[Records contained in a dataset]
>> BEGIN
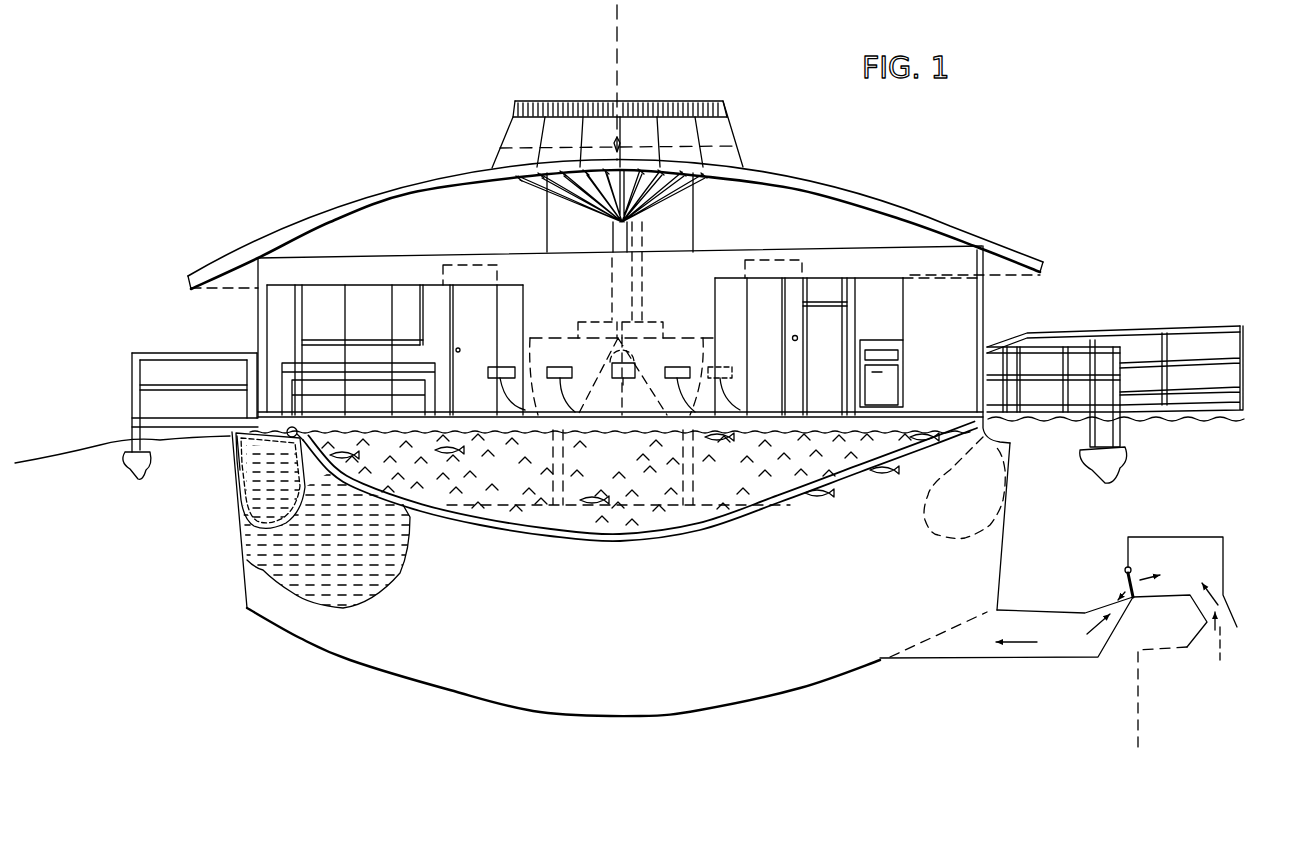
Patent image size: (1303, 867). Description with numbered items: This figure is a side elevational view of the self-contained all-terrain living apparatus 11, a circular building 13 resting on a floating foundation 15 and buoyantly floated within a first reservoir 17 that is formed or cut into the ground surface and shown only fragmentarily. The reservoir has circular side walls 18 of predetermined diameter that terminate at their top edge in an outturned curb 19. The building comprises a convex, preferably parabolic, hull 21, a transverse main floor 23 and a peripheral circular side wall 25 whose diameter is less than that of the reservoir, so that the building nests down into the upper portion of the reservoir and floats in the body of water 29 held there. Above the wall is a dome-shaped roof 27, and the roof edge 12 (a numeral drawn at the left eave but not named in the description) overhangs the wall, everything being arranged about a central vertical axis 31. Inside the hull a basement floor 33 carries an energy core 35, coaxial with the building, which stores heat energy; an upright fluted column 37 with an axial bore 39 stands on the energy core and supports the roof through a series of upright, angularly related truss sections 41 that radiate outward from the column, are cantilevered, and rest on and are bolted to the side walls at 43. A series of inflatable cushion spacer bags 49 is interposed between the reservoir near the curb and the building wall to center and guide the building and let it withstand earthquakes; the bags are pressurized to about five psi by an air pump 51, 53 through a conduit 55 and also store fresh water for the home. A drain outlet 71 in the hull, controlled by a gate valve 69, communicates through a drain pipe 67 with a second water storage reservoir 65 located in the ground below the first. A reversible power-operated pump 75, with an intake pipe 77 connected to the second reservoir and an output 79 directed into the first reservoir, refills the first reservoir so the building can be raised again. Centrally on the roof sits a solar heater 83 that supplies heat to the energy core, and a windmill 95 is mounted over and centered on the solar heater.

The self-contained all-terrain living apparatus 11 is at (408, 182).
The roof eave 12 is at (222, 263).
The circular building 13 is at (257, 329).
The floating foundation 15 is at (372, 513).
The first reservoir 17 is at (247, 609).
The side walls 18 is at (233, 519).
The outturned curb 19 is at (226, 437).
The convex hull 21 is at (538, 541).
The transverse main floor 23 is at (517, 435).
The peripheral circular side wall 25 is at (986, 304).
The dome-shaped roof 27 is at (333, 213).
The body of water 29 is at (513, 674).
The central vertical axis 31 is at (618, 36).
The basement floor 33 is at (746, 506).
The energy core 35 is at (690, 471).
The upright fluted column 37 is at (608, 284).
The axial bore 39 is at (613, 240).
The truss sections 41 is at (682, 201).
The bolted connection 43 is at (978, 247).
The inflatable cushion spacer bags 49 is at (280, 515).
The air pump 51 is at (288, 429).
The air pump 53 is at (300, 437).
The conduit 55 is at (252, 449).
The second water storage reservoir 65 is at (1138, 709).
The drain pipe 67 is at (1086, 613).
The gate valve 69 is at (1125, 572).
The drain outlet 71 is at (933, 642).
The power-operated pump 75 is at (1163, 553).
The intake pipe 77 is at (1204, 607).
The output 79 is at (1020, 645).
The solar heater 83 is at (720, 126).
The windmill 95 is at (670, 106).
>> END
▸ **TASK INSTRUCTIONS**
Copy every row above word for word, leaving out the pictures.

▸ **WRITTEN REPLY**
Patent image size: (1303, 867). Description with numbered items: This figure is a side elevational view of the self-contained all-terrain living apparatus 11, a circular building 13 resting on a floating foundation 15 and buoyantly floated within a first reservoir 17 that is formed or cut into the ground surface and shown only fragmentarily. The reservoir has circular side walls 18 of predetermined diameter that terminate at their top edge in an outturned curb 19. The building comprises a convex, preferably parabolic, hull 21, a transverse main floor 23 and a peripheral circular side wall 25 whose diameter is less than that of the reservoir, so that the building nests down into the upper portion of the reservoir and floats in the body of water 29 held there. Above the wall is a dome-shaped roof 27, and the roof edge 12 (a numeral drawn at the left eave but not named in the description) overhangs the wall, everything being arranged about a central vertical axis 31. Inside the hull a basement floor 33 carries an energy core 35, coaxial with the building, which stores heat energy; an upright fluted column 37 with an axial bore 39 stands on the energy core and supports the roof through a series of upright, angularly related truss sections 41 that radiate outward from the column, are cantilevered, and rest on and are bolted to the side walls at 43. A series of inflatable cushion spacer bags 49 is interposed between the reservoir near the curb and the building wall to center and guide the building and let it withstand earthquakes; the bags are pressurized to about five psi by an air pump 51, 53 through a conduit 55 and also store fresh water for the home. A drain outlet 71 in the hull, controlled by a gate valve 69, communicates through a drain pipe 67 with a second water storage reservoir 65 located in the ground below the first. A reversible power-operated pump 75, with an intake pipe 77 connected to the second reservoir and an output 79 directed into the first reservoir, refills the first reservoir so the building can be raised again. Centrally on the roof sits a solar heater 83 that supplies heat to the energy core, and a windmill 95 is mounted over and centered on the solar heater.

The self-contained all-terrain living apparatus 11 is at (408, 182).
The roof eave 12 is at (222, 263).
The circular building 13 is at (257, 329).
The floating foundation 15 is at (372, 513).
The first reservoir 17 is at (247, 609).
The side walls 18 is at (233, 519).
The outturned curb 19 is at (226, 437).
The convex hull 21 is at (538, 541).
The transverse main floor 23 is at (517, 435).
The peripheral circular side wall 25 is at (986, 304).
The dome-shaped roof 27 is at (333, 213).
The body of water 29 is at (513, 674).
The central vertical axis 31 is at (618, 36).
The basement floor 33 is at (746, 506).
The energy core 35 is at (690, 471).
The upright fluted column 37 is at (608, 284).
The axial bore 39 is at (613, 240).
The truss sections 41 is at (682, 201).
The bolted connection 43 is at (978, 247).
The inflatable cushion spacer bags 49 is at (280, 515).
The air pump 51 is at (288, 429).
The air pump 53 is at (300, 437).
The conduit 55 is at (252, 449).
The second water storage reservoir 65 is at (1138, 709).
The drain pipe 67 is at (1086, 613).
The gate valve 69 is at (1125, 572).
The drain outlet 71 is at (933, 642).
The power-operated pump 75 is at (1163, 553).
The intake pipe 77 is at (1204, 607).
The output 79 is at (1020, 645).
The solar heater 83 is at (720, 126).
The windmill 95 is at (670, 106).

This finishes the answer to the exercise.